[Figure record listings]

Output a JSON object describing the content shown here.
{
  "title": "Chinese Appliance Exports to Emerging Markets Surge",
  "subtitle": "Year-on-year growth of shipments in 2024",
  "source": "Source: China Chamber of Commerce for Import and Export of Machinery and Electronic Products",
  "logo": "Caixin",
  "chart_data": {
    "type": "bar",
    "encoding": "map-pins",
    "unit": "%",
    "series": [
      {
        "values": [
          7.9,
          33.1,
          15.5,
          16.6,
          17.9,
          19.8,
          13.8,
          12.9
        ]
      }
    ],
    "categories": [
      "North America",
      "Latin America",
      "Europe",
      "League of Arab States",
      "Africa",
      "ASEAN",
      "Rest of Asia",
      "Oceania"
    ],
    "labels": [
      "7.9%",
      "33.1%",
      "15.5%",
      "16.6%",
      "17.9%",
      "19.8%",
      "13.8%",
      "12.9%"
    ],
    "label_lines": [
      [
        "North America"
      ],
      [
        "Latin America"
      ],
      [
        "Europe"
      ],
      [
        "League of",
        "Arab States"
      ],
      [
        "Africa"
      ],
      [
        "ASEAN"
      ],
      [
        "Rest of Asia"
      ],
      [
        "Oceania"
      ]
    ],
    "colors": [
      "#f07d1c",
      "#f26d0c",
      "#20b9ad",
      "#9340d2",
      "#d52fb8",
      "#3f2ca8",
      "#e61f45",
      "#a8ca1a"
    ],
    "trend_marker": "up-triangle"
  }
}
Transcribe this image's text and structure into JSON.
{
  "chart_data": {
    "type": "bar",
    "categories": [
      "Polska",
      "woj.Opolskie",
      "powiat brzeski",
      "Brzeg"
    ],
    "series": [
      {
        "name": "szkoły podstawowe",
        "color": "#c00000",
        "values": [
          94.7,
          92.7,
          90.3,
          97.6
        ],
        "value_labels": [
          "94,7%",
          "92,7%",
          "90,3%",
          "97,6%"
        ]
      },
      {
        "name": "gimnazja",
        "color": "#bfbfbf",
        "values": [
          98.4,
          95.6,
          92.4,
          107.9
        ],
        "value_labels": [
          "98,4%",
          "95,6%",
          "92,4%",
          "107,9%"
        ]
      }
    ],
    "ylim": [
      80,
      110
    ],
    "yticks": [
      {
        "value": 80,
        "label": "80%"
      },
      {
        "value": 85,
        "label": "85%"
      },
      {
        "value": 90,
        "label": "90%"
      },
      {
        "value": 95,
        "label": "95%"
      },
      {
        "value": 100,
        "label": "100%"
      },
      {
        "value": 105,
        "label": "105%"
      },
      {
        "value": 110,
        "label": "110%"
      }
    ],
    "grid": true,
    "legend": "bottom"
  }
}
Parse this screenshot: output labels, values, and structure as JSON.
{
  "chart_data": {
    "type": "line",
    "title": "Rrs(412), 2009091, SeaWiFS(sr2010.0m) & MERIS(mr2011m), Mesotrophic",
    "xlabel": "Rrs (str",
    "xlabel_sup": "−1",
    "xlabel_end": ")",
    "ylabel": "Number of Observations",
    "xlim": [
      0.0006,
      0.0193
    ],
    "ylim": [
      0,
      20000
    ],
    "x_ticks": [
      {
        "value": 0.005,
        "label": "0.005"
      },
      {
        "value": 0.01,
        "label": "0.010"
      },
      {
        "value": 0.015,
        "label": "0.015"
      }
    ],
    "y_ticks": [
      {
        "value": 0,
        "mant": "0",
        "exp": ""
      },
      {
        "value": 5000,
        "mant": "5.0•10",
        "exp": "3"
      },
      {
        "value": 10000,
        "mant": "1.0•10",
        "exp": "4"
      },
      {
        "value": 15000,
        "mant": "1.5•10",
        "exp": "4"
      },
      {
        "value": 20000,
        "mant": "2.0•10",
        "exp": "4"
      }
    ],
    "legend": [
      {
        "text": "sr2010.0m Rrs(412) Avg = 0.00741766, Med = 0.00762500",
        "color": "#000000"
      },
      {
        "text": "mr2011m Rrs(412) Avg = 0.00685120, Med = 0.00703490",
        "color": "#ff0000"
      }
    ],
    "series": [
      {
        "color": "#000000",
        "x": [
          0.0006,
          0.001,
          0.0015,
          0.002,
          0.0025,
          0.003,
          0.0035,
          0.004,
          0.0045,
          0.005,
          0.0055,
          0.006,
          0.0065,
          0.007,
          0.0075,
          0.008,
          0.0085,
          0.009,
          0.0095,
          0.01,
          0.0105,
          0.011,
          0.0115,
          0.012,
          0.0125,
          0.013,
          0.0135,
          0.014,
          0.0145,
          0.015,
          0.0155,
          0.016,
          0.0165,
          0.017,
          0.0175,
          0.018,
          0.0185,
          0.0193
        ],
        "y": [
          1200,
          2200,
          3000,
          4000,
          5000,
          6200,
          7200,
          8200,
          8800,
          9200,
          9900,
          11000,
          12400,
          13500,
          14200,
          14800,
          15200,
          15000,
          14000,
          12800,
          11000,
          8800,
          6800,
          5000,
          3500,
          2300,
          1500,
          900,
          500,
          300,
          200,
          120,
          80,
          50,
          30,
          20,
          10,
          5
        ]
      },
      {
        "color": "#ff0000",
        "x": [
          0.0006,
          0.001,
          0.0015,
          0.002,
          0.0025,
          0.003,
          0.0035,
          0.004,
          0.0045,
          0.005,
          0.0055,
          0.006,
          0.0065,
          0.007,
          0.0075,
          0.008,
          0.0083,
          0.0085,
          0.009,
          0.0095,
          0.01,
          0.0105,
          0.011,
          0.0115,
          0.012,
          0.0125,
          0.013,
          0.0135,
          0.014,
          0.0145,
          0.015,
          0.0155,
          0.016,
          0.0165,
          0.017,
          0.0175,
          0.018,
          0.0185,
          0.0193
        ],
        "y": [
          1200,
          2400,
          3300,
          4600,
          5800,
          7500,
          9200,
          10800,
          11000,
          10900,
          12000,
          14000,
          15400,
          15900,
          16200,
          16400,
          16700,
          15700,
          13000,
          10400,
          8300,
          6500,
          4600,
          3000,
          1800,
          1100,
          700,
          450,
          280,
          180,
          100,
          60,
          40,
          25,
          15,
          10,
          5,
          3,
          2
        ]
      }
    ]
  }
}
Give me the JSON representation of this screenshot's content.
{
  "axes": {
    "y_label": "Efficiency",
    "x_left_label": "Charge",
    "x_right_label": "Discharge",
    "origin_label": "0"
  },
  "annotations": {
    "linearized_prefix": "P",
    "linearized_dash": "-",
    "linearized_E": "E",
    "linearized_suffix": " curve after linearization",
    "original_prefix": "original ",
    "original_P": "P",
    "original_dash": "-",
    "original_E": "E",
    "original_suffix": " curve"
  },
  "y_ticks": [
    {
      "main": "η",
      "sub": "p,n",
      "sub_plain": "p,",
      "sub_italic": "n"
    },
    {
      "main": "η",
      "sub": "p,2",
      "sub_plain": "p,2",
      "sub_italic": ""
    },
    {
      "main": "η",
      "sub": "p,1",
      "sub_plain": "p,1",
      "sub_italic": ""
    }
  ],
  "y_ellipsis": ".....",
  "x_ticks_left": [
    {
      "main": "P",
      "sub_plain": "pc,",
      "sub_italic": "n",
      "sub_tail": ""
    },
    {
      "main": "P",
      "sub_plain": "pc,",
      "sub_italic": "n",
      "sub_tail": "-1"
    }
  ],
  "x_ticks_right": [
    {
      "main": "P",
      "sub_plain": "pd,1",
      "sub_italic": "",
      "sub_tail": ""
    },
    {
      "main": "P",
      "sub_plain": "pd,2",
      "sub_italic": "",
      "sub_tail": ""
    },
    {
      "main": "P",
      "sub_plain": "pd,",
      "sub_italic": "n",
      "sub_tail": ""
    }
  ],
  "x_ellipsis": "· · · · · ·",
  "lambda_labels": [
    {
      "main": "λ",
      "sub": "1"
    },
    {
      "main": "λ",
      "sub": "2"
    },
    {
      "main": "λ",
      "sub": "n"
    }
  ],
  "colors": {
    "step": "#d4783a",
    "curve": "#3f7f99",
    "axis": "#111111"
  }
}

[Instructions for the task]
Which lines contain the word "content"? Return each of them.

[Final result]
Output a JSON object describing the content shown here.
Give me the JSON representation of this screenshot's content.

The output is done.